### TASK GOAL
Print out the entries below with no edits.
-- begin THE INPUT --
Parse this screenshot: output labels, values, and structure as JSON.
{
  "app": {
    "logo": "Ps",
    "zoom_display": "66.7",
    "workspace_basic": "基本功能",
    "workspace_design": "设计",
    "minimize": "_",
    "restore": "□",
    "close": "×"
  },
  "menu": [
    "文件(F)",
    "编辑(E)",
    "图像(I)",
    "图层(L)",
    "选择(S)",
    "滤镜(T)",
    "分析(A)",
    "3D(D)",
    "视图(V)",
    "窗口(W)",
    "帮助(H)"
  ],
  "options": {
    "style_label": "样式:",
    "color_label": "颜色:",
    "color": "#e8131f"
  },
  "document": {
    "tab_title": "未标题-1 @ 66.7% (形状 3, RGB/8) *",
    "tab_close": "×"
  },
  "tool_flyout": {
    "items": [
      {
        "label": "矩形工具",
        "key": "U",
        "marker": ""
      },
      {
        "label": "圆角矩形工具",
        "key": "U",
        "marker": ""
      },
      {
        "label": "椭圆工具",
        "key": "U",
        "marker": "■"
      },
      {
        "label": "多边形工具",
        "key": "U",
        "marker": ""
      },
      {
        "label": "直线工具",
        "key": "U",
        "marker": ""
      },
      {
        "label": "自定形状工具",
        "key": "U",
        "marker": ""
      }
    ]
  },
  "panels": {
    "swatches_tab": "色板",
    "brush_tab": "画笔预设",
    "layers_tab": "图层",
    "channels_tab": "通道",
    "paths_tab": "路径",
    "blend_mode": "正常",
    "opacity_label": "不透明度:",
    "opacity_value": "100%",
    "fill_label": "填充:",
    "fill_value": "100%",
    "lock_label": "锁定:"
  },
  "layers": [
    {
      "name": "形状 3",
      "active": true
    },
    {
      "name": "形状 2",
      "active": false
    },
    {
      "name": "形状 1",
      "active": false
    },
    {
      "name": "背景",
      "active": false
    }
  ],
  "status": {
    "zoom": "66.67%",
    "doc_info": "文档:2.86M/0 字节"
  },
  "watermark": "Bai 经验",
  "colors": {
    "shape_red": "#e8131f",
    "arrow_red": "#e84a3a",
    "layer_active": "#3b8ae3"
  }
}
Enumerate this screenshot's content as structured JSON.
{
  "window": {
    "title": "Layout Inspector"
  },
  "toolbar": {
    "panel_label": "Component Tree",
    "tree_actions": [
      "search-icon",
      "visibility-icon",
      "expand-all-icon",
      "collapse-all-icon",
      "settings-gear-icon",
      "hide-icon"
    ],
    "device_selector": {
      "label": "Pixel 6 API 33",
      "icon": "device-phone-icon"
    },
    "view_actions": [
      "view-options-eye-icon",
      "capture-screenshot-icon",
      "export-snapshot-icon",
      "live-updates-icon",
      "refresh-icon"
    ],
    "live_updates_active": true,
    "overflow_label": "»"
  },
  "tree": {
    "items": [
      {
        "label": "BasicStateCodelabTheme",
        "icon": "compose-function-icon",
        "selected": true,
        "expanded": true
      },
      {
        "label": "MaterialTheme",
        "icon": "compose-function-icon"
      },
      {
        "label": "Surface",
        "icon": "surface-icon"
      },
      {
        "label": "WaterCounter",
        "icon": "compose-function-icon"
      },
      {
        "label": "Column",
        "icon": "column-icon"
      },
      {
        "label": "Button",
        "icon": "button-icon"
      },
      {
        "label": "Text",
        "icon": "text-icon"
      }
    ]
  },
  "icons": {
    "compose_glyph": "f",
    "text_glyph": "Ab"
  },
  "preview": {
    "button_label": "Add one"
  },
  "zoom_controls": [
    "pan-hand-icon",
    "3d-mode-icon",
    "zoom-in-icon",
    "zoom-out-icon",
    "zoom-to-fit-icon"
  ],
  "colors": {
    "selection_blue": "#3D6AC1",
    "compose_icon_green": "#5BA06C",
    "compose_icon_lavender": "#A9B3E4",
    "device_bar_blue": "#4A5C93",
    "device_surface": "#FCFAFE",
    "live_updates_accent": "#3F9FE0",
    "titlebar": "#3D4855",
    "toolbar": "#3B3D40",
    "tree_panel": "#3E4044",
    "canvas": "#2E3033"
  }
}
-- end THE INPUT --
### RESPONSE TO THIS TASK
Parse this screenshot: output labels, values, and structure as JSON.
{
  "app": {
    "logo": "Ps",
    "zoom_display": "66.7",
    "workspace_basic": "基本功能",
    "workspace_design": "设计",
    "minimize": "_",
    "restore": "□",
    "close": "×"
  },
  "menu": [
    "文件(F)",
    "编辑(E)",
    "图像(I)",
    "图层(L)",
    "选择(S)",
    "滤镜(T)",
    "分析(A)",
    "3D(D)",
    "视图(V)",
    "窗口(W)",
    "帮助(H)"
  ],
  "options": {
    "style_label": "样式:",
    "color_label": "颜色:",
    "color": "#e8131f"
  },
  "document": {
    "tab_title": "未标题-1 @ 66.7% (形状 3, RGB/8) *",
    "tab_close": "×"
  },
  "tool_flyout": {
    "items": [
      {
        "label": "矩形工具",
        "key": "U",
        "marker": ""
      },
      {
        "label": "圆角矩形工具",
        "key": "U",
        "marker": ""
      },
      {
        "label": "椭圆工具",
        "key": "U",
        "marker": "■"
      },
      {
        "label": "多边形工具",
        "key": "U",
        "marker": ""
      },
      {
        "label": "直线工具",
        "key": "U",
        "marker": ""
      },
      {
        "label": "自定形状工具",
        "key": "U",
        "marker": ""
      }
    ]
  },
  "panels": {
    "swatches_tab": "色板",
    "brush_tab": "画笔预设",
    "layers_tab": "图层",
    "channels_tab": "通道",
    "paths_tab": "路径",
    "blend_mode": "正常",
    "opacity_label": "不透明度:",
    "opacity_value": "100%",
    "fill_label": "填充:",
    "fill_value": "100%",
    "lock_label": "锁定:"
  },
  "layers": [
    {
      "name": "形状 3",
      "active": true
    },
    {
      "name": "形状 2",
      "active": false
    },
    {
      "name": "形状 1",
      "active": false
    },
    {
      "name": "背景",
      "active": false
    }
  ],
  "status": {
    "zoom": "66.67%",
    "doc_info": "文档:2.86M/0 字节"
  },
  "watermark": "Bai 经验",
  "colors": {
    "shape_red": "#e8131f",
    "arrow_red": "#e84a3a",
    "layer_active": "#3b8ae3"
  }
}
Enumerate this screenshot's content as structured JSON.
{
  "window": {
    "title": "Layout Inspector"
  },
  "toolbar": {
    "panel_label": "Component Tree",
    "tree_actions": [
      "search-icon",
      "visibility-icon",
      "expand-all-icon",
      "collapse-all-icon",
      "settings-gear-icon",
      "hide-icon"
    ],
    "device_selector": {
      "label": "Pixel 6 API 33",
      "icon": "device-phone-icon"
    },
    "view_actions": [
      "view-options-eye-icon",
      "capture-screenshot-icon",
      "export-snapshot-icon",
      "live-updates-icon",
      "refresh-icon"
    ],
    "live_updates_active": true,
    "overflow_label": "»"
  },
  "tree": {
    "items": [
      {
        "label": "BasicStateCodelabTheme",
        "icon": "compose-function-icon",
        "selected": true,
        "expanded": true
      },
      {
        "label": "MaterialTheme",
        "icon": "compose-function-icon"
      },
      {
        "label": "Surface",
        "icon": "surface-icon"
      },
      {
        "label": "WaterCounter",
        "icon": "compose-function-icon"
      },
      {
        "label": "Column",
        "icon": "column-icon"
      },
      {
        "label": "Button",
        "icon": "button-icon"
      },
      {
        "label": "Text",
        "icon": "text-icon"
      }
    ]
  },
  "icons": {
    "compose_glyph": "f",
    "text_glyph": "Ab"
  },
  "preview": {
    "button_label": "Add one"
  },
  "zoom_controls": [
    "pan-hand-icon",
    "3d-mode-icon",
    "zoom-in-icon",
    "zoom-out-icon",
    "zoom-to-fit-icon"
  ],
  "colors": {
    "selection_blue": "#3D6AC1",
    "compose_icon_green": "#5BA06C",
    "compose_icon_lavender": "#A9B3E4",
    "device_bar_blue": "#4A5C93",
    "device_surface": "#FCFAFE",
    "live_updates_accent": "#3F9FE0",
    "titlebar": "#3D4855",
    "toolbar": "#3B3D40",
    "tree_panel": "#3E4044",
    "canvas": "#2E3033"
  }
}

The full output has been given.